(Extracted records)
-- START --

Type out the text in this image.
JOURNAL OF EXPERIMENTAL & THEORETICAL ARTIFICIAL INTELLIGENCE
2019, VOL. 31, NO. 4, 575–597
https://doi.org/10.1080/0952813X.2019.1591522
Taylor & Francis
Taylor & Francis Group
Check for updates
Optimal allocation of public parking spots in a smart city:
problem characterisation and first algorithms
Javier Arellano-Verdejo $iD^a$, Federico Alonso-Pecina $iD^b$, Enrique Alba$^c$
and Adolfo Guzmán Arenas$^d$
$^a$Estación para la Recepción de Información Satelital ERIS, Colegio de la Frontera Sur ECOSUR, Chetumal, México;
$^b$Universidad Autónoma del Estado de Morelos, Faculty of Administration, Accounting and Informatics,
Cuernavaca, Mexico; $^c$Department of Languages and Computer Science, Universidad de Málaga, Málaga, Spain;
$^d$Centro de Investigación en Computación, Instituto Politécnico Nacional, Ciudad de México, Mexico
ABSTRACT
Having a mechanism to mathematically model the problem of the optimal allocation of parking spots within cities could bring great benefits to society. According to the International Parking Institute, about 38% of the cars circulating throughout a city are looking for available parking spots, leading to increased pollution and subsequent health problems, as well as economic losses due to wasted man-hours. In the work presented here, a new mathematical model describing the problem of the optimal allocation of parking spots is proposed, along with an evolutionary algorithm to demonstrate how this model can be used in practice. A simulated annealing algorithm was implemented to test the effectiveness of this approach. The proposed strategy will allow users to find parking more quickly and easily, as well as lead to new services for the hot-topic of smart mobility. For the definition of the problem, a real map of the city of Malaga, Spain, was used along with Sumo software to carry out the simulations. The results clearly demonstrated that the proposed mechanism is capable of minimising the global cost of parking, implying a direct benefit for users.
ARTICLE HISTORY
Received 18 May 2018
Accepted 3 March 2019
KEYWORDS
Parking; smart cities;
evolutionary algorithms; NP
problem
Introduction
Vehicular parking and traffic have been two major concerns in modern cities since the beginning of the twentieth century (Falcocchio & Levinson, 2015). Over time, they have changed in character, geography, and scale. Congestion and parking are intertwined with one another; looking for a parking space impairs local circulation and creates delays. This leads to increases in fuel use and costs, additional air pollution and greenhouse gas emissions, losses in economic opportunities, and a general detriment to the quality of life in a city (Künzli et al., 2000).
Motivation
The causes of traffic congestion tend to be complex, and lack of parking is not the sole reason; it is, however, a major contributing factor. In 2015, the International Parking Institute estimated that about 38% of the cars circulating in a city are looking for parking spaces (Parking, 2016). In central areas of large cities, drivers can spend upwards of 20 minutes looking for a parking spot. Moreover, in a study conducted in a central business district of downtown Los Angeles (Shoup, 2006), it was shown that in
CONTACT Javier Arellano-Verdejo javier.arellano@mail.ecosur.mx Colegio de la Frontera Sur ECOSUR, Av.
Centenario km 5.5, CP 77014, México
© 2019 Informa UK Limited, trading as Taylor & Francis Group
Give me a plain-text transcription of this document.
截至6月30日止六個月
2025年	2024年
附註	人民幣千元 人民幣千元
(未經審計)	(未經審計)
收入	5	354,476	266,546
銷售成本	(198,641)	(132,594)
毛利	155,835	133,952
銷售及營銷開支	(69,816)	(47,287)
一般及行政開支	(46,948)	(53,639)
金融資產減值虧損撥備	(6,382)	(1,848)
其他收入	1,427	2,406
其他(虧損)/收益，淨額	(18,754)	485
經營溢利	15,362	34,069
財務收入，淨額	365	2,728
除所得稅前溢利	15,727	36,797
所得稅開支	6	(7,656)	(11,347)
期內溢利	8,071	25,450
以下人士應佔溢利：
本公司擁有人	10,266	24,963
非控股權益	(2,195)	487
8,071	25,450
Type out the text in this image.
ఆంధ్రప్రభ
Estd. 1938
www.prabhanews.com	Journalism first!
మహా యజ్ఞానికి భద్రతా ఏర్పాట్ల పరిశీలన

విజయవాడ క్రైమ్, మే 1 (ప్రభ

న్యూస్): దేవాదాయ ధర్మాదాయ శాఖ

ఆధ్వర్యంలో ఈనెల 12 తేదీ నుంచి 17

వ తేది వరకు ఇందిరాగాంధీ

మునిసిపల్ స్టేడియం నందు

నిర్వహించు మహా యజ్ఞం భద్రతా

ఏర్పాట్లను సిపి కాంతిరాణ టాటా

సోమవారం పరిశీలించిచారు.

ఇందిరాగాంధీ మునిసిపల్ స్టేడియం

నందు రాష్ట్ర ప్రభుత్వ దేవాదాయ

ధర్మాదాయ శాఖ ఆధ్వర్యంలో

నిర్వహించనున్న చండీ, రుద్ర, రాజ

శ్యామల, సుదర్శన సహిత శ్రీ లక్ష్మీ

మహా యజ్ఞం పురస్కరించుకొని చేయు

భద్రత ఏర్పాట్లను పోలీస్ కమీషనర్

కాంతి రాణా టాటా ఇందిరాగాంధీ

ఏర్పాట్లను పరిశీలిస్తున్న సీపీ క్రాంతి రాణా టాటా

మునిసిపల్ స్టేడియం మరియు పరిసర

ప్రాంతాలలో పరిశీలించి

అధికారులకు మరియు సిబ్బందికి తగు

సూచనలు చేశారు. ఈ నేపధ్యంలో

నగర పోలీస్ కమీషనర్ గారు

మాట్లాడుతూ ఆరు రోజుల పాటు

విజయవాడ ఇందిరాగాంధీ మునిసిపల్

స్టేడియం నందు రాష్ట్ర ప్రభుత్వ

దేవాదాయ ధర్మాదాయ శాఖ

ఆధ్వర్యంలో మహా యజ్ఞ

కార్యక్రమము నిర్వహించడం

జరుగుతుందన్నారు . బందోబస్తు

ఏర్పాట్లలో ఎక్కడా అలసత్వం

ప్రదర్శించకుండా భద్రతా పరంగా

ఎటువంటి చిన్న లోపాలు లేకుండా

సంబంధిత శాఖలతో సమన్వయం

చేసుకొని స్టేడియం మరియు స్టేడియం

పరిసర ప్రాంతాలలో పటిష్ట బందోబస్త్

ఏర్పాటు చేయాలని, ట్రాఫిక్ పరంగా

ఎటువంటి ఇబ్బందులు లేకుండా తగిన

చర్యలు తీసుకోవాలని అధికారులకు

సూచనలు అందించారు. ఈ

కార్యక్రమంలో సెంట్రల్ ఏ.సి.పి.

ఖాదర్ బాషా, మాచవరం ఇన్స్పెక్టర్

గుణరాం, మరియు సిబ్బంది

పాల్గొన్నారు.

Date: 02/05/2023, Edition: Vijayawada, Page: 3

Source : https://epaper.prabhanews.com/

-- END --

> Instruction:
Tally the lines holding the string "Taylor" and give only the count.

> Response to the task:
3